### EXERCISE INPUT
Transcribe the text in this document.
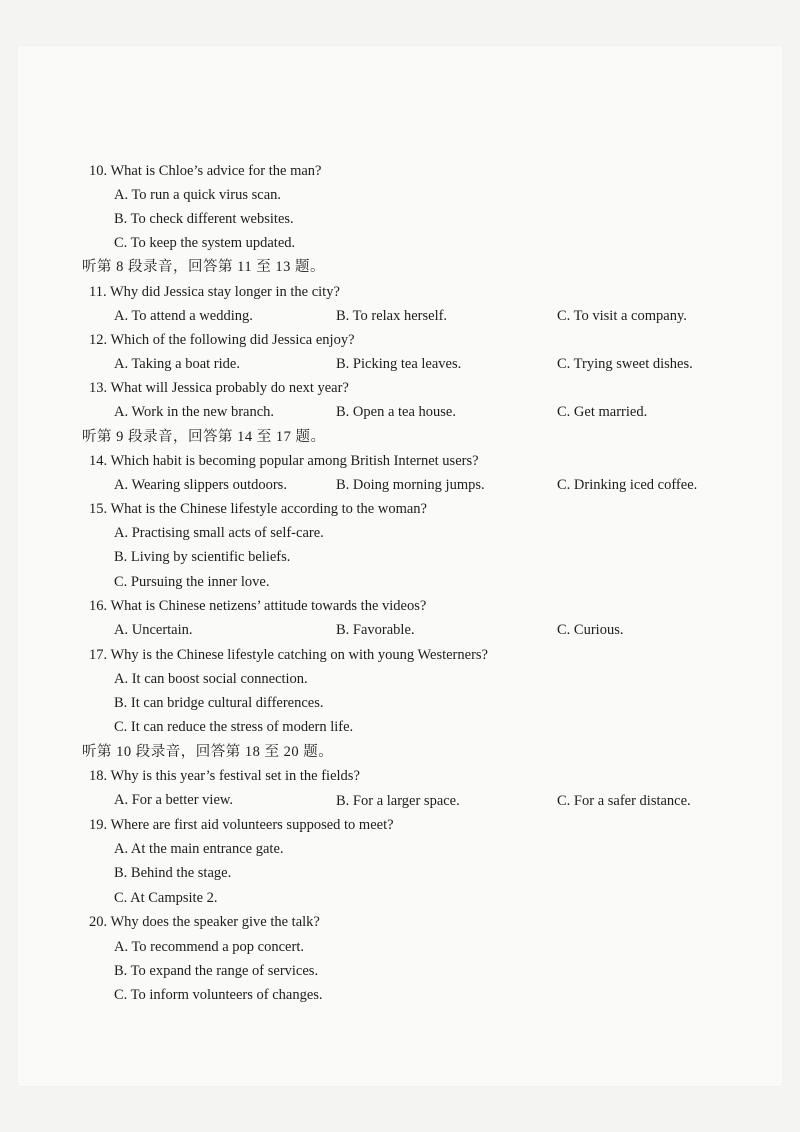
10. What is Chloe’s advice for the man?
A. To run a quick virus scan.
B. To check different websites.
C. To keep the system updated.
听第 8 段录音，回答第 11 至 13 题。
11. Why did Jessica stay longer in the city?
A. To attend a wedding.	B. To relax herself.	C. To visit a company.
12. Which of the following did Jessica enjoy?
A. Taking a boat ride.	B. Picking tea leaves.	C. Trying sweet dishes.
13. What will Jessica probably do next year?
A. Work in the new branch.	B. Open a tea house.	C. Get married.
听第 9 段录音，回答第 14 至 17 题。
14. Which habit is becoming popular among British Internet users?
A. Wearing slippers outdoors.	B. Doing morning jumps.	C. Drinking iced coffee.
15. What is the Chinese lifestyle according to the woman?
A. Practising small acts of self-care.
B. Living by scientific beliefs.
C. Pursuing the inner love.
16. What is Chinese netizens’ attitude towards the videos?
A. Uncertain.	B. Favorable.	C. Curious.
17. Why is the Chinese lifestyle catching on with young Westerners?
A. It can boost social connection.
B. It can bridge cultural differences.
C. It can reduce the stress of modern life.
听第 10 段录音，回答第 18 至 20 题。
18. Why is this year’s festival set in the fields?
A. For a better view.	B. For a larger space.	C. For a safer distance.
19. Where are first aid volunteers supposed to meet?
A. At the main entrance gate.
B. Behind the stage.
C. At Campsite 2.
20. Why does the speaker give the talk?
A. To recommend a pop concert.
B. To expand the range of services.
C. To inform volunteers of changes.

### PROBLEM TO SOLVE
Leave nothing out but the pictures when transcribing the records.

### REPLY TO THE EXERCISE
Transcribe the text in this document.
10. What is Chloe’s advice for the man?
A. To run a quick virus scan.
B. To check different websites.
C. To keep the system updated.
听第 8 段录音，回答第 11 至 13 题。
11. Why did Jessica stay longer in the city?
A. To attend a wedding.	B. To relax herself.	C. To visit a company.
12. Which of the following did Jessica enjoy?
A. Taking a boat ride.	B. Picking tea leaves.	C. Trying sweet dishes.
13. What will Jessica probably do next year?
A. Work in the new branch.	B. Open a tea house.	C. Get married.
听第 9 段录音，回答第 14 至 17 题。
14. Which habit is becoming popular among British Internet users?
A. Wearing slippers outdoors.	B. Doing morning jumps.	C. Drinking iced coffee.
15. What is the Chinese lifestyle according to the woman?
A. Practising small acts of self-care.
B. Living by scientific beliefs.
C. Pursuing the inner love.
16. What is Chinese netizens’ attitude towards the videos?
A. Uncertain.	B. Favorable.	C. Curious.
17. Why is the Chinese lifestyle catching on with young Westerners?
A. It can boost social connection.
B. It can bridge cultural differences.
C. It can reduce the stress of modern life.
听第 10 段录音，回答第 18 至 20 题。
18. Why is this year’s festival set in the fields?
A. For a better view.	B. For a larger space.	C. For a safer distance.
19. Where are first aid volunteers supposed to meet?
A. At the main entrance gate.
B. Behind the stage.
C. At Campsite 2.
20. Why does the speaker give the talk?
A. To recommend a pop concert.
B. To expand the range of services.
C. To inform volunteers of changes.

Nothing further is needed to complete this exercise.